WORK TO COMPLETE
Your task is to filter the data below down to the lines holding "with".

MATERIALS PROVIDED

========

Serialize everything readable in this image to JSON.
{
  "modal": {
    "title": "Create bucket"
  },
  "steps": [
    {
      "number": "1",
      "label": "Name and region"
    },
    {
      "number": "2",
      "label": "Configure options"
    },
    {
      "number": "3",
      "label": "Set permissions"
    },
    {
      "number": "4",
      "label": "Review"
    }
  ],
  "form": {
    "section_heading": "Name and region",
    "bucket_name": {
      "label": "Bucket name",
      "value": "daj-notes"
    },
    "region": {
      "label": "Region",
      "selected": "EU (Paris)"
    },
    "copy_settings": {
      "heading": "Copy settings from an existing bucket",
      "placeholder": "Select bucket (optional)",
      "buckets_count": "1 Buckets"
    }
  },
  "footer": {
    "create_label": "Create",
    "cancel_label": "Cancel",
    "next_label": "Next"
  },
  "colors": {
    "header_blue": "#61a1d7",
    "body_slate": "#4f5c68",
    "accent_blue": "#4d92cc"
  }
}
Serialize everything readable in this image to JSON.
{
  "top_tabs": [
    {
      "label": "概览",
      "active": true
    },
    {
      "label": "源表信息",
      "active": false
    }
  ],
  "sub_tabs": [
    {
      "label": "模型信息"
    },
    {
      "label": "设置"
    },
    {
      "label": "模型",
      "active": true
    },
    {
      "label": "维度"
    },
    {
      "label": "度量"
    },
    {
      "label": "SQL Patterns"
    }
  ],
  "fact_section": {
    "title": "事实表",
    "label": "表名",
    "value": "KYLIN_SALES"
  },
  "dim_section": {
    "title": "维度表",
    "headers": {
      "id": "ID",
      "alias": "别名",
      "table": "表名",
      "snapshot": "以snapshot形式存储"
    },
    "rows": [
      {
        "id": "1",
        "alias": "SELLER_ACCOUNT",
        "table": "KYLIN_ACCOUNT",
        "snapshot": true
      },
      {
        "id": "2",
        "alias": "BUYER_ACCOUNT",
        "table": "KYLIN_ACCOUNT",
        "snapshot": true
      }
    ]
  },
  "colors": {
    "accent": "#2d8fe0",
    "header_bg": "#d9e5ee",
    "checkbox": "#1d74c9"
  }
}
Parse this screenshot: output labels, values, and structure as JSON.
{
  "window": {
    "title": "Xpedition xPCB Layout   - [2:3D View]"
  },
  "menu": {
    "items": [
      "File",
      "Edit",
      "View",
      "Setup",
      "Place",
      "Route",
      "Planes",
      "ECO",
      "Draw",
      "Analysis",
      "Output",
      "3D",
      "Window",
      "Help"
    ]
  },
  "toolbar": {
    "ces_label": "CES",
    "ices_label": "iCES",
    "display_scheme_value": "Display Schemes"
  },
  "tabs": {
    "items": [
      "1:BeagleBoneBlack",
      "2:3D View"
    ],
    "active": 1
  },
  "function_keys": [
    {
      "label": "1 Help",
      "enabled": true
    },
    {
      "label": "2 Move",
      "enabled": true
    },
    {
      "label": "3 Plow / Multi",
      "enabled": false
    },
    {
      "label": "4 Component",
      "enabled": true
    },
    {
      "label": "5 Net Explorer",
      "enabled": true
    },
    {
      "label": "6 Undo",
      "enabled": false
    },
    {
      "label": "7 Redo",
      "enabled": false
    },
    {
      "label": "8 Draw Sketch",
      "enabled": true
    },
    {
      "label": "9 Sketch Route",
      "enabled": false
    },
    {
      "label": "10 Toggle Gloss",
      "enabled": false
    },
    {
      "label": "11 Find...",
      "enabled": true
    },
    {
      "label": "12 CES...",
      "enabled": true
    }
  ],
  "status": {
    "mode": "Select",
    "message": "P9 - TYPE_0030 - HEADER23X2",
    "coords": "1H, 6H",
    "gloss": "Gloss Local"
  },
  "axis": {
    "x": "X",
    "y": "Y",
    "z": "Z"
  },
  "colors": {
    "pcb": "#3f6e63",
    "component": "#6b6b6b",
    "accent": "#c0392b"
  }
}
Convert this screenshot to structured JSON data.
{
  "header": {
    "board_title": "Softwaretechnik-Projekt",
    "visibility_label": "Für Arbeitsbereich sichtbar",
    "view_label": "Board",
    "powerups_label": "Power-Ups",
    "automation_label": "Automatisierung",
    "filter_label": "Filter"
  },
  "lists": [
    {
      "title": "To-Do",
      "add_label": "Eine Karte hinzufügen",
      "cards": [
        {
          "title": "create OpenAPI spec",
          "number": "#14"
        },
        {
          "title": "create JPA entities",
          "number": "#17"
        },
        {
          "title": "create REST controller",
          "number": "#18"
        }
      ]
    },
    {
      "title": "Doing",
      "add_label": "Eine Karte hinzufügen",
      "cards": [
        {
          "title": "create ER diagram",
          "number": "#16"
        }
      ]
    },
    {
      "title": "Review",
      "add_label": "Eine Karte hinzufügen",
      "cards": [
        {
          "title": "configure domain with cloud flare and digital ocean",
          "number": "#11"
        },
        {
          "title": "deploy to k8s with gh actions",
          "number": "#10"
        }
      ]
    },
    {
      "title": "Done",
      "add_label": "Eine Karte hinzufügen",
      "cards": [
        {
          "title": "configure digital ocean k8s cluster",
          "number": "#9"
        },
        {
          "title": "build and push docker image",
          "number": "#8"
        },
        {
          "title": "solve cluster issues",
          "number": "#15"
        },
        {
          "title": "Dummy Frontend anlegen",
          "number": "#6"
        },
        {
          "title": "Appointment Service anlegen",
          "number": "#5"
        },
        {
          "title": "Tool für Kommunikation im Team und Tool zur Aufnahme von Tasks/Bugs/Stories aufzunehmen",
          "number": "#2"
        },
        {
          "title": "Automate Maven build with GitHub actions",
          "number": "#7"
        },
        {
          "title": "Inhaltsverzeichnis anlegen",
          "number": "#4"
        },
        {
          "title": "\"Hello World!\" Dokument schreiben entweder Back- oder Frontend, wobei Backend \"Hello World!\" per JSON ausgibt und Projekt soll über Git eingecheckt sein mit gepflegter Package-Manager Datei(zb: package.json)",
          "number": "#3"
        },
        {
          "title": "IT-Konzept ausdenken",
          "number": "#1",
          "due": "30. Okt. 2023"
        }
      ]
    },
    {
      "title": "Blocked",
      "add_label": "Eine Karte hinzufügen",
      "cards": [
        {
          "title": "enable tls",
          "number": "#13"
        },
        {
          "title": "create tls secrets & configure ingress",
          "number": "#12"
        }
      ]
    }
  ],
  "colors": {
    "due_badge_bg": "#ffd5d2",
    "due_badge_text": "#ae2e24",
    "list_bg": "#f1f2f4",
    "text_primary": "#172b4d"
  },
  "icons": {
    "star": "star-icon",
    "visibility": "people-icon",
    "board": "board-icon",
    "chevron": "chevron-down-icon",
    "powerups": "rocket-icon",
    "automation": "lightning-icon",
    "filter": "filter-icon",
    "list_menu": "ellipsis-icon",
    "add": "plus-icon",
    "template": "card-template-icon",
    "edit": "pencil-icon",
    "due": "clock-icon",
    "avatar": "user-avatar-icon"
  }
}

========

OUTPUT FOR THIS EXERCISE
          "title": "configure domain with cloud flare and digital ocean",
          "title": "deploy to k8s with gh actions",
          "title": "Automate Maven build with GitHub actions",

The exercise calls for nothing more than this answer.